Copy each line that holds "data".

··········

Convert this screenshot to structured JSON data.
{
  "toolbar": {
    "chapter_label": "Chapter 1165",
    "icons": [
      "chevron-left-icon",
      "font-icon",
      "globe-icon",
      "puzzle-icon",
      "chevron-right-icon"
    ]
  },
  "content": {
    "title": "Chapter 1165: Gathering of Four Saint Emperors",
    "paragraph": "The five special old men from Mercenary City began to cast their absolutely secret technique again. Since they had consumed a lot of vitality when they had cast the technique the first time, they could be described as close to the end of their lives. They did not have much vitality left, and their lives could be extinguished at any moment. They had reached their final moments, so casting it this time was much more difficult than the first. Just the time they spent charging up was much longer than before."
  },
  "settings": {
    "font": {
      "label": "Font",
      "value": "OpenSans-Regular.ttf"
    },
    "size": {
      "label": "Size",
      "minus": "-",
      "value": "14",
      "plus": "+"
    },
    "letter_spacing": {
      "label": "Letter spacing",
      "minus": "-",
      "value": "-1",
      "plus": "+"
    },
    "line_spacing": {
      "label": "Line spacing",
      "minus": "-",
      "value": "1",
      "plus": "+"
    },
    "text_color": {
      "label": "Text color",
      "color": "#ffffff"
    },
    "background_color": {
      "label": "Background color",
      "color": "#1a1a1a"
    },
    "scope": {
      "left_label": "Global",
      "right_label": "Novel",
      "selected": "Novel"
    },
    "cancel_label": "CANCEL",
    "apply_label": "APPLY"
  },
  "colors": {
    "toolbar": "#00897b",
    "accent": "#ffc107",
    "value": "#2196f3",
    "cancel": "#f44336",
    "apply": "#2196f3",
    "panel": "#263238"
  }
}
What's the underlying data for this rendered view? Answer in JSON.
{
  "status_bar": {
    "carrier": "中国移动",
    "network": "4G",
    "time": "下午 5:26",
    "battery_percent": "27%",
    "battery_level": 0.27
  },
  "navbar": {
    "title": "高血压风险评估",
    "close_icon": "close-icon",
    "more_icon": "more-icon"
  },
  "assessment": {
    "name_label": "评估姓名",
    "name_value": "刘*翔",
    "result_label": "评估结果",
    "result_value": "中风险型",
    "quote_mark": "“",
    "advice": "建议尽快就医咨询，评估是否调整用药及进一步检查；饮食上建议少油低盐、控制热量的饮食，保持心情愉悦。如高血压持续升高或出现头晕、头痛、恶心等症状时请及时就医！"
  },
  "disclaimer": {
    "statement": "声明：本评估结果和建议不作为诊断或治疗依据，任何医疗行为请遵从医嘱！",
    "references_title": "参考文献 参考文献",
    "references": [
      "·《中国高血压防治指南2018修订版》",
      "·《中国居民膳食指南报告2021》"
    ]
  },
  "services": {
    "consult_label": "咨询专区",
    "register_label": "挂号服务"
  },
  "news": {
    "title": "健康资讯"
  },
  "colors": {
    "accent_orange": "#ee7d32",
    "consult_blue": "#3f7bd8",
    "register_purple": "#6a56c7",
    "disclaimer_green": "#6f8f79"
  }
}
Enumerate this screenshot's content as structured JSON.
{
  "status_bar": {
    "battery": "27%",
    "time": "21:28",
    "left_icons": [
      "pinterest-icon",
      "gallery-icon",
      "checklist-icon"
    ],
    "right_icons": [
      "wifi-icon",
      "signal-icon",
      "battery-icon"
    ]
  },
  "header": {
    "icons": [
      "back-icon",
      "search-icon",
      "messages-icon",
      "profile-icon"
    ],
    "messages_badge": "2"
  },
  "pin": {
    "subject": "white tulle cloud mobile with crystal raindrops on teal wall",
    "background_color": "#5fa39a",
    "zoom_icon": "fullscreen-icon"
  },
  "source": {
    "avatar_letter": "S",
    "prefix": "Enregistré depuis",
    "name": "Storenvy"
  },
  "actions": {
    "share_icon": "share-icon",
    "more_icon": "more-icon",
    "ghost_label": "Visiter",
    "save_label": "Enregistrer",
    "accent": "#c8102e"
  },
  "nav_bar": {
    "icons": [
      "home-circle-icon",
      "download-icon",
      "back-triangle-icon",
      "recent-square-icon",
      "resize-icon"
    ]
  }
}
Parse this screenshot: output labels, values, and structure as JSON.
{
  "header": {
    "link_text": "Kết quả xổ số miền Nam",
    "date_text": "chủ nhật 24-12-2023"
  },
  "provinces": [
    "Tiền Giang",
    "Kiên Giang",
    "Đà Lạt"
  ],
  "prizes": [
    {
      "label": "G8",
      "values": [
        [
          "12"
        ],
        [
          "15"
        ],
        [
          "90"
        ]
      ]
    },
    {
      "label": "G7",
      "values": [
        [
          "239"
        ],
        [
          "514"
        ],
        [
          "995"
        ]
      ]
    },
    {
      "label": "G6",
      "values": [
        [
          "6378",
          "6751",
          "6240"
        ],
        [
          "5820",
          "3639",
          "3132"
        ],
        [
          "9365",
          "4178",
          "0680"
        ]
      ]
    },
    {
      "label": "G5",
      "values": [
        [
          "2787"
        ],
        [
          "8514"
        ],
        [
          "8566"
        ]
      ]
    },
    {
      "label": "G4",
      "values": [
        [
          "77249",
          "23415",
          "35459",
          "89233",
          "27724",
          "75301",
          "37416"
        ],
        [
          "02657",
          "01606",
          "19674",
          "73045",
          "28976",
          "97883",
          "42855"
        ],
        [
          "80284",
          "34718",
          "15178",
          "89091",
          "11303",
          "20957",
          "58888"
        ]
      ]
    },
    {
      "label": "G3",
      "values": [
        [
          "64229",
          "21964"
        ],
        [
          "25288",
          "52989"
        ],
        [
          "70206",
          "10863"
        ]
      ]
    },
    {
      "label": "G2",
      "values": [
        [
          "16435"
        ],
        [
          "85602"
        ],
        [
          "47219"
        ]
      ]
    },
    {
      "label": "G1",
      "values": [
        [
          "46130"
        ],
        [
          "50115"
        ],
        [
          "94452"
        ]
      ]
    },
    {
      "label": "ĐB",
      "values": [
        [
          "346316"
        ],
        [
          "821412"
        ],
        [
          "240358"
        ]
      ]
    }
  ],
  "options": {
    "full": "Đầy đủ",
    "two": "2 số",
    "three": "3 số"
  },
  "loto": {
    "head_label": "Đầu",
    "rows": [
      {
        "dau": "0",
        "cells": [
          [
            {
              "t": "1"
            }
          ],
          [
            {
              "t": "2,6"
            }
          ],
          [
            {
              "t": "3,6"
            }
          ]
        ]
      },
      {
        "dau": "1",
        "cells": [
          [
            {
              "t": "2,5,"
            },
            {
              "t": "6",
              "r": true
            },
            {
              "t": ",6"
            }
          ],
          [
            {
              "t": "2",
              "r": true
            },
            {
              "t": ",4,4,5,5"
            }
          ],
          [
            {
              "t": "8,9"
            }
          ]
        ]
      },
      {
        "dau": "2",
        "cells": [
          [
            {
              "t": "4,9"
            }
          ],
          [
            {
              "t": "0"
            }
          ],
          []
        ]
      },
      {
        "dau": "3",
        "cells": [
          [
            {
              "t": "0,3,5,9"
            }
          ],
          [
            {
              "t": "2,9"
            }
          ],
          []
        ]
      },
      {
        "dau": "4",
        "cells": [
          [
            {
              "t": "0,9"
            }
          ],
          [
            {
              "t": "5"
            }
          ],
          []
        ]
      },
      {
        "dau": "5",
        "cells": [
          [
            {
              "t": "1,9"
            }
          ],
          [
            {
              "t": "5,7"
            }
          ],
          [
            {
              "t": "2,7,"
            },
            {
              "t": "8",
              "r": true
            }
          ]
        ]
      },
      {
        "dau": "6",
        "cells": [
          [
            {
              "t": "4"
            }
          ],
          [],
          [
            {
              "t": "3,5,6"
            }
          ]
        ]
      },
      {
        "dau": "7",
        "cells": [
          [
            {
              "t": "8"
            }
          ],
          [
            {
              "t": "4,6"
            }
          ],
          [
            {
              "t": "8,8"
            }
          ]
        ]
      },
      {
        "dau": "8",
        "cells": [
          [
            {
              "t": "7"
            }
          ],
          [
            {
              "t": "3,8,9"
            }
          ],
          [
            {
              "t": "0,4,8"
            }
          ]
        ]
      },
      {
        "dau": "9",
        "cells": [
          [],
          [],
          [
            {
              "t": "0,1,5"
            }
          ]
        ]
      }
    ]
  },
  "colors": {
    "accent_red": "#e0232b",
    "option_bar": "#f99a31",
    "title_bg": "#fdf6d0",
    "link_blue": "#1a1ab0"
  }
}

··········

## THE ANSWER
Convert this screenshot to structured JSON data.
What's the underlying data for this rendered view? Answer in JSON.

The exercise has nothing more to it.